>> Start

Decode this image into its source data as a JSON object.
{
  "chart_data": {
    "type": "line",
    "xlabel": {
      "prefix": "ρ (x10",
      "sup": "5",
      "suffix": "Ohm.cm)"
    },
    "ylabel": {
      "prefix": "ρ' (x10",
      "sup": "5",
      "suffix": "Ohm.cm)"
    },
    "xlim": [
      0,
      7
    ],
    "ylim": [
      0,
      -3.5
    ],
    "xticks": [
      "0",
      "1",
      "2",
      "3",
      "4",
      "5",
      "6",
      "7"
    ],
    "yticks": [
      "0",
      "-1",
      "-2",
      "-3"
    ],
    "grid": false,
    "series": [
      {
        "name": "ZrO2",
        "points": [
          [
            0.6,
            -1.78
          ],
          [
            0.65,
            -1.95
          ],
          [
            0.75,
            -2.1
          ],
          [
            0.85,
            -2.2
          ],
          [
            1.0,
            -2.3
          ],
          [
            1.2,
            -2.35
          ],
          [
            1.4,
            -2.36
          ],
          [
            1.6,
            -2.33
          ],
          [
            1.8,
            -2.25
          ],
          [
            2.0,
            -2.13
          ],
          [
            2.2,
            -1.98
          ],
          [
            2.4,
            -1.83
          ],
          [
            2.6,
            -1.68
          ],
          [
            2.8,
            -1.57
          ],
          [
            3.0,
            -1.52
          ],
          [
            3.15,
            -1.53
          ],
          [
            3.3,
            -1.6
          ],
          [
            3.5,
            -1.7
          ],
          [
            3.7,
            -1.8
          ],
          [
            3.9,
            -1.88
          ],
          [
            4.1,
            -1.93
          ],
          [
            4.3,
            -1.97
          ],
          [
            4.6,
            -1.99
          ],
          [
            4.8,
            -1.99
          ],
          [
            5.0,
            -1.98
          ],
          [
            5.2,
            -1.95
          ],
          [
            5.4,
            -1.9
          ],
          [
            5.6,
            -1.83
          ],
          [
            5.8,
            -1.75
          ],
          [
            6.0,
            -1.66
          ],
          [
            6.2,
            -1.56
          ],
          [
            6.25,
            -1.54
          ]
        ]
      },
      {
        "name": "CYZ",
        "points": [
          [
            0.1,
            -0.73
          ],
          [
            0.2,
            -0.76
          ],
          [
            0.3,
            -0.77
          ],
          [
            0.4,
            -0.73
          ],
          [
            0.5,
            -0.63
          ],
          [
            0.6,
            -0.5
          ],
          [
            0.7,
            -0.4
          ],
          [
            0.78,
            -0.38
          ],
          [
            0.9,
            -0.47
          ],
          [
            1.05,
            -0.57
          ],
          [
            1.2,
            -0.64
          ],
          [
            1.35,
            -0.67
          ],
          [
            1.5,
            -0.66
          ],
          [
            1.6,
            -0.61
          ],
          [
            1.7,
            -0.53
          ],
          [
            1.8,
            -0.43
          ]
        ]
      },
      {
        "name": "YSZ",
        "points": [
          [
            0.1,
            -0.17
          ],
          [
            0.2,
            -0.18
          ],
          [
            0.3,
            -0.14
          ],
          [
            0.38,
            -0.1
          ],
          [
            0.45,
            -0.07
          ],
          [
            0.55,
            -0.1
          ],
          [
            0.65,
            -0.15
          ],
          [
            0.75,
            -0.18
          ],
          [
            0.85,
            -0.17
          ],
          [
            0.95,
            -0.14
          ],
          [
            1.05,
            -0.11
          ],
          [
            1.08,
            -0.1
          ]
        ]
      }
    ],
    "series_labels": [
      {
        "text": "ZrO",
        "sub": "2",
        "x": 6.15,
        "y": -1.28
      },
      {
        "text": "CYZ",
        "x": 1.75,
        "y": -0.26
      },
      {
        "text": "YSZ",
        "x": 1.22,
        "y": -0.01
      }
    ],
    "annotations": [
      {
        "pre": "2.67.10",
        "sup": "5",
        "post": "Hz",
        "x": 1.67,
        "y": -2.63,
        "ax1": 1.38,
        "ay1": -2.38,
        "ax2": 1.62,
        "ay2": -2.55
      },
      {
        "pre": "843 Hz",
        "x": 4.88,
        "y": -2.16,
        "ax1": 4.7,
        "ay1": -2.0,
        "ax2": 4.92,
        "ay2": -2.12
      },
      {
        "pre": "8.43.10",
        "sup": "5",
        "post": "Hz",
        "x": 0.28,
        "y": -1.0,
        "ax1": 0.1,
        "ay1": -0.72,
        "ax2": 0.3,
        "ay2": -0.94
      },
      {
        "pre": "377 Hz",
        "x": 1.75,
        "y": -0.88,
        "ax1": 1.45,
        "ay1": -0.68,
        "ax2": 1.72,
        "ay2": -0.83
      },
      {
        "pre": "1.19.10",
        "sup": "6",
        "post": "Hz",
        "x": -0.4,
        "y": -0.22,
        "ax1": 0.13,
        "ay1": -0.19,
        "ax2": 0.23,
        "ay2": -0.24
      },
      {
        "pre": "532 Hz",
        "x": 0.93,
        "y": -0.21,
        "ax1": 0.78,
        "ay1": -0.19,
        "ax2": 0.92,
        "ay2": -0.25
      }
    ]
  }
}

>> End

▶ **REQUIRED TASK**: Return the whole listing exactly.

▶ **OUTPUT FOR THIS TASK**:
Decode this image into its source data as a JSON object.
{
  "chart_data": {
    "type": "line",
    "xlabel": {
      "prefix": "ρ (x10",
      "sup": "5",
      "suffix": "Ohm.cm)"
    },
    "ylabel": {
      "prefix": "ρ' (x10",
      "sup": "5",
      "suffix": "Ohm.cm)"
    },
    "xlim": [
      0,
      7
    ],
    "ylim": [
      0,
      -3.5
    ],
    "xticks": [
      "0",
      "1",
      "2",
      "3",
      "4",
      "5",
      "6",
      "7"
    ],
    "yticks": [
      "0",
      "-1",
      "-2",
      "-3"
    ],
    "grid": false,
    "series": [
      {
        "name": "ZrO2",
        "points": [
          [
            0.6,
            -1.78
          ],
          [
            0.65,
            -1.95
          ],
          [
            0.75,
            -2.1
          ],
          [
            0.85,
            -2.2
          ],
          [
            1.0,
            -2.3
          ],
          [
            1.2,
            -2.35
          ],
          [
            1.4,
            -2.36
          ],
          [
            1.6,
            -2.33
          ],
          [
            1.8,
            -2.25
          ],
          [
            2.0,
            -2.13
          ],
          [
            2.2,
            -1.98
          ],
          [
            2.4,
            -1.83
          ],
          [
            2.6,
            -1.68
          ],
          [
            2.8,
            -1.57
          ],
          [
            3.0,
            -1.52
          ],
          [
            3.15,
            -1.53
          ],
          [
            3.3,
            -1.6
          ],
          [
            3.5,
            -1.7
          ],
          [
            3.7,
            -1.8
          ],
          [
            3.9,
            -1.88
          ],
          [
            4.1,
            -1.93
          ],
          [
            4.3,
            -1.97
          ],
          [
            4.6,
            -1.99
          ],
          [
            4.8,
            -1.99
          ],
          [
            5.0,
            -1.98
          ],
          [
            5.2,
            -1.95
          ],
          [
            5.4,
            -1.9
          ],
          [
            5.6,
            -1.83
          ],
          [
            5.8,
            -1.75
          ],
          [
            6.0,
            -1.66
          ],
          [
            6.2,
            -1.56
          ],
          [
            6.25,
            -1.54
          ]
        ]
      },
      {
        "name": "CYZ",
        "points": [
          [
            0.1,
            -0.73
          ],
          [
            0.2,
            -0.76
          ],
          [
            0.3,
            -0.77
          ],
          [
            0.4,
            -0.73
          ],
          [
            0.5,
            -0.63
          ],
          [
            0.6,
            -0.5
          ],
          [
            0.7,
            -0.4
          ],
          [
            0.78,
            -0.38
          ],
          [
            0.9,
            -0.47
          ],
          [
            1.05,
            -0.57
          ],
          [
            1.2,
            -0.64
          ],
          [
            1.35,
            -0.67
          ],
          [
            1.5,
            -0.66
          ],
          [
            1.6,
            -0.61
          ],
          [
            1.7,
            -0.53
          ],
          [
            1.8,
            -0.43
          ]
        ]
      },
      {
        "name": "YSZ",
        "points": [
          [
            0.1,
            -0.17
          ],
          [
            0.2,
            -0.18
          ],
          [
            0.3,
            -0.14
          ],
          [
            0.38,
            -0.1
          ],
          [
            0.45,
            -0.07
          ],
          [
            0.55,
            -0.1
          ],
          [
            0.65,
            -0.15
          ],
          [
            0.75,
            -0.18
          ],
          [
            0.85,
            -0.17
          ],
          [
            0.95,
            -0.14
          ],
          [
            1.05,
            -0.11
          ],
          [
            1.08,
            -0.1
          ]
        ]
      }
    ],
    "series_labels": [
      {
        "text": "ZrO",
        "sub": "2",
        "x": 6.15,
        "y": -1.28
      },
      {
        "text": "CYZ",
        "x": 1.75,
        "y": -0.26
      },
      {
        "text": "YSZ",
        "x": 1.22,
        "y": -0.01
      }
    ],
    "annotations": [
      {
        "pre": "2.67.10",
        "sup": "5",
        "post": "Hz",
        "x": 1.67,
        "y": -2.63,
        "ax1": 1.38,
        "ay1": -2.38,
        "ax2": 1.62,
        "ay2": -2.55
      },
      {
        "pre": "843 Hz",
        "x": 4.88,
        "y": -2.16,
        "ax1": 4.7,
        "ay1": -2.0,
        "ax2": 4.92,
        "ay2": -2.12
      },
      {
        "pre": "8.43.10",
        "sup": "5",
        "post": "Hz",
        "x": 0.28,
        "y": -1.0,
        "ax1": 0.1,
        "ay1": -0.72,
        "ax2": 0.3,
        "ay2": -0.94
      },
      {
        "pre": "377 Hz",
        "x": 1.75,
        "y": -0.88,
        "ax1": 1.45,
        "ay1": -0.68,
        "ax2": 1.72,
        "ay2": -0.83
      },
      {
        "pre": "1.19.10",
        "sup": "6",
        "post": "Hz",
        "x": -0.4,
        "y": -0.22,
        "ax1": 0.13,
        "ay1": -0.19,
        "ax2": 0.23,
        "ay2": -0.24
      },
      {
        "pre": "532 Hz",
        "x": 0.93,
        "y": -0.21,
        "ax1": 0.78,
        "ay1": -0.19,
        "ax2": 0.92,
        "ay2": -0.25
      }
    ]
  }
}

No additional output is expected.